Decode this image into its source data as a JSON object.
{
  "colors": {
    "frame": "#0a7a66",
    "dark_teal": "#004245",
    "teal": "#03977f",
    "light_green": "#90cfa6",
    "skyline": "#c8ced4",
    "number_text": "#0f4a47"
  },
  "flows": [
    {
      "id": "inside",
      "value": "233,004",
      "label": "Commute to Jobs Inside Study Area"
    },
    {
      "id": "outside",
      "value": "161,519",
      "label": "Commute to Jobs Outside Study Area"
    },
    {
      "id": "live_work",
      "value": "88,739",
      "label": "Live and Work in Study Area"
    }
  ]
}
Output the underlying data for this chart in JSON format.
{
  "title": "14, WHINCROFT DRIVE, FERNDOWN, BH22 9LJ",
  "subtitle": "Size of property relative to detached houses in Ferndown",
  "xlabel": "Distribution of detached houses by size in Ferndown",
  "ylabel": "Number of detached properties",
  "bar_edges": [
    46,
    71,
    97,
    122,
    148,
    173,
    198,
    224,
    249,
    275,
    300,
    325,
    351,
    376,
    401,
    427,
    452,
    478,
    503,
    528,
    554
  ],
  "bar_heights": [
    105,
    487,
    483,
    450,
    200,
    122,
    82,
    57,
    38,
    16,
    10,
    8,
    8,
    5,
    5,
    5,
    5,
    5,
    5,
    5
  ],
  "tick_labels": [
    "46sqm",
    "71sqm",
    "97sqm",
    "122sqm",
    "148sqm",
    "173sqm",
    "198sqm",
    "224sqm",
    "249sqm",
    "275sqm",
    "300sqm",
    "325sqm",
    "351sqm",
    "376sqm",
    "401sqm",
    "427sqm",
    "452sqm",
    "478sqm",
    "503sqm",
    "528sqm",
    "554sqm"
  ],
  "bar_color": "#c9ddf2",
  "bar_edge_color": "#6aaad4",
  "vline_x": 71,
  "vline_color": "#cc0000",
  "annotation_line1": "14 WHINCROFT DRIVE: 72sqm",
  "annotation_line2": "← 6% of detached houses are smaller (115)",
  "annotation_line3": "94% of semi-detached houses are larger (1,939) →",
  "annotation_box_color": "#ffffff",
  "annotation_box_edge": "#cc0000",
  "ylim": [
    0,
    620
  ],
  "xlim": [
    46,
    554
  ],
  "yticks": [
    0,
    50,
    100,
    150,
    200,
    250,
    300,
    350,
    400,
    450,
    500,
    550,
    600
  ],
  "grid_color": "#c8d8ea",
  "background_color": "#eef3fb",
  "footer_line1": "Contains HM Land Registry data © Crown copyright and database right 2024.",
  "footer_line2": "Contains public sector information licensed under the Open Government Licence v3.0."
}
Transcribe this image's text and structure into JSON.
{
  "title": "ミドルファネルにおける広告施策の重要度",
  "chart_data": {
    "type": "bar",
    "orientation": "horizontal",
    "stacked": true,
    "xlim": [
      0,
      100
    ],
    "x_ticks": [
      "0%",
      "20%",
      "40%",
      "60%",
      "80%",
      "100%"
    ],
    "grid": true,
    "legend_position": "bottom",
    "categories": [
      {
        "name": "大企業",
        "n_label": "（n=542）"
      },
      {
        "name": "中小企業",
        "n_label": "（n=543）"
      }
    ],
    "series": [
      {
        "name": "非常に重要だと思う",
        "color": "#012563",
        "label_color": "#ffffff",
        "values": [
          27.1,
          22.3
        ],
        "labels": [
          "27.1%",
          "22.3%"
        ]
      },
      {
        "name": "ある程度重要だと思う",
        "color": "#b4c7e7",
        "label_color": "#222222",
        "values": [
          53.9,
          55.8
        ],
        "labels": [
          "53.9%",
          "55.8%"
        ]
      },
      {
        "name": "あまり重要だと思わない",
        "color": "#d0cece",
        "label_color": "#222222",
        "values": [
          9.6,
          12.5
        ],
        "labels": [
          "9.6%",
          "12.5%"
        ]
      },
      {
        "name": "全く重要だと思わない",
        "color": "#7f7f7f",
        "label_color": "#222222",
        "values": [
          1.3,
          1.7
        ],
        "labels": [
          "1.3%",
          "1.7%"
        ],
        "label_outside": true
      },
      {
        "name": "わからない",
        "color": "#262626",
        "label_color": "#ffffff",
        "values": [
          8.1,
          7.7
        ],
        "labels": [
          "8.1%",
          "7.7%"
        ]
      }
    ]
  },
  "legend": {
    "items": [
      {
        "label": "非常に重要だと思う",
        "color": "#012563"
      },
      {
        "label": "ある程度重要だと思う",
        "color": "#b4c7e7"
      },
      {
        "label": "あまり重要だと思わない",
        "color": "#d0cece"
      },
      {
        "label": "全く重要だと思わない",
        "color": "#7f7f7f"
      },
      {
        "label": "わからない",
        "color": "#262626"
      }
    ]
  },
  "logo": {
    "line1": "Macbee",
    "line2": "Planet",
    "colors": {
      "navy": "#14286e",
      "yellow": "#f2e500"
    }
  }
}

----------

EXERCISE DETAILS:
Repeat the data precisely, reproducing every entry.

FINISHED EXERCISE:
Decode this image into its source data as a JSON object.
{
  "colors": {
    "frame": "#0a7a66",
    "dark_teal": "#004245",
    "teal": "#03977f",
    "light_green": "#90cfa6",
    "skyline": "#c8ced4",
    "number_text": "#0f4a47"
  },
  "flows": [
    {
      "id": "inside",
      "value": "233,004",
      "label": "Commute to Jobs Inside Study Area"
    },
    {
      "id": "outside",
      "value": "161,519",
      "label": "Commute to Jobs Outside Study Area"
    },
    {
      "id": "live_work",
      "value": "88,739",
      "label": "Live and Work in Study Area"
    }
  ]
}
Output the underlying data for this chart in JSON format.
{
  "title": "14, WHINCROFT DRIVE, FERNDOWN, BH22 9LJ",
  "subtitle": "Size of property relative to detached houses in Ferndown",
  "xlabel": "Distribution of detached houses by size in Ferndown",
  "ylabel": "Number of detached properties",
  "bar_edges": [
    46,
    71,
    97,
    122,
    148,
    173,
    198,
    224,
    249,
    275,
    300,
    325,
    351,
    376,
    401,
    427,
    452,
    478,
    503,
    528,
    554
  ],
  "bar_heights": [
    105,
    487,
    483,
    450,
    200,
    122,
    82,
    57,
    38,
    16,
    10,
    8,
    8,
    5,
    5,
    5,
    5,
    5,
    5,
    5
  ],
  "tick_labels": [
    "46sqm",
    "71sqm",
    "97sqm",
    "122sqm",
    "148sqm",
    "173sqm",
    "198sqm",
    "224sqm",
    "249sqm",
    "275sqm",
    "300sqm",
    "325sqm",
    "351sqm",
    "376sqm",
    "401sqm",
    "427sqm",
    "452sqm",
    "478sqm",
    "503sqm",
    "528sqm",
    "554sqm"
  ],
  "bar_color": "#c9ddf2",
  "bar_edge_color": "#6aaad4",
  "vline_x": 71,
  "vline_color": "#cc0000",
  "annotation_line1": "14 WHINCROFT DRIVE: 72sqm",
  "annotation_line2": "← 6% of detached houses are smaller (115)",
  "annotation_line3": "94% of semi-detached houses are larger (1,939) →",
  "annotation_box_color": "#ffffff",
  "annotation_box_edge": "#cc0000",
  "ylim": [
    0,
    620
  ],
  "xlim": [
    46,
    554
  ],
  "yticks": [
    0,
    50,
    100,
    150,
    200,
    250,
    300,
    350,
    400,
    450,
    500,
    550,
    600
  ],
  "grid_color": "#c8d8ea",
  "background_color": "#eef3fb",
  "footer_line1": "Contains HM Land Registry data © Crown copyright and database right 2024.",
  "footer_line2": "Contains public sector information licensed under the Open Government Licence v3.0."
}
Transcribe this image's text and structure into JSON.
{
  "title": "ミドルファネルにおける広告施策の重要度",
  "chart_data": {
    "type": "bar",
    "orientation": "horizontal",
    "stacked": true,
    "xlim": [
      0,
      100
    ],
    "x_ticks": [
      "0%",
      "20%",
      "40%",
      "60%",
      "80%",
      "100%"
    ],
    "grid": true,
    "legend_position": "bottom",
    "categories": [
      {
        "name": "大企業",
        "n_label": "（n=542）"
      },
      {
        "name": "中小企業",
        "n_label": "（n=543）"
      }
    ],
    "series": [
      {
        "name": "非常に重要だと思う",
        "color": "#012563",
        "label_color": "#ffffff",
        "values": [
          27.1,
          22.3
        ],
        "labels": [
          "27.1%",
          "22.3%"
        ]
      },
      {
        "name": "ある程度重要だと思う",
        "color": "#b4c7e7",
        "label_color": "#222222",
        "values": [
          53.9,
          55.8
        ],
        "labels": [
          "53.9%",
          "55.8%"
        ]
      },
      {
        "name": "あまり重要だと思わない",
        "color": "#d0cece",
        "label_color": "#222222",
        "values": [
          9.6,
          12.5
        ],
        "labels": [
          "9.6%",
          "12.5%"
        ]
      },
      {
        "name": "全く重要だと思わない",
        "color": "#7f7f7f",
        "label_color": "#222222",
        "values": [
          1.3,
          1.7
        ],
        "labels": [
          "1.3%",
          "1.7%"
        ],
        "label_outside": true
      },
      {
        "name": "わからない",
        "color": "#262626",
        "label_color": "#ffffff",
        "values": [
          8.1,
          7.7
        ],
        "labels": [
          "8.1%",
          "7.7%"
        ]
      }
    ]
  },
  "legend": {
    "items": [
      {
        "label": "非常に重要だと思う",
        "color": "#012563"
      },
      {
        "label": "ある程度重要だと思う",
        "color": "#b4c7e7"
      },
      {
        "label": "あまり重要だと思わない",
        "color": "#d0cece"
      },
      {
        "label": "全く重要だと思わない",
        "color": "#7f7f7f"
      },
      {
        "label": "わからない",
        "color": "#262626"
      }
    ]
  },
  "logo": {
    "line1": "Macbee",
    "line2": "Planet",
    "colors": {
      "navy": "#14286e",
      "yellow": "#f2e500"
    }
  }
}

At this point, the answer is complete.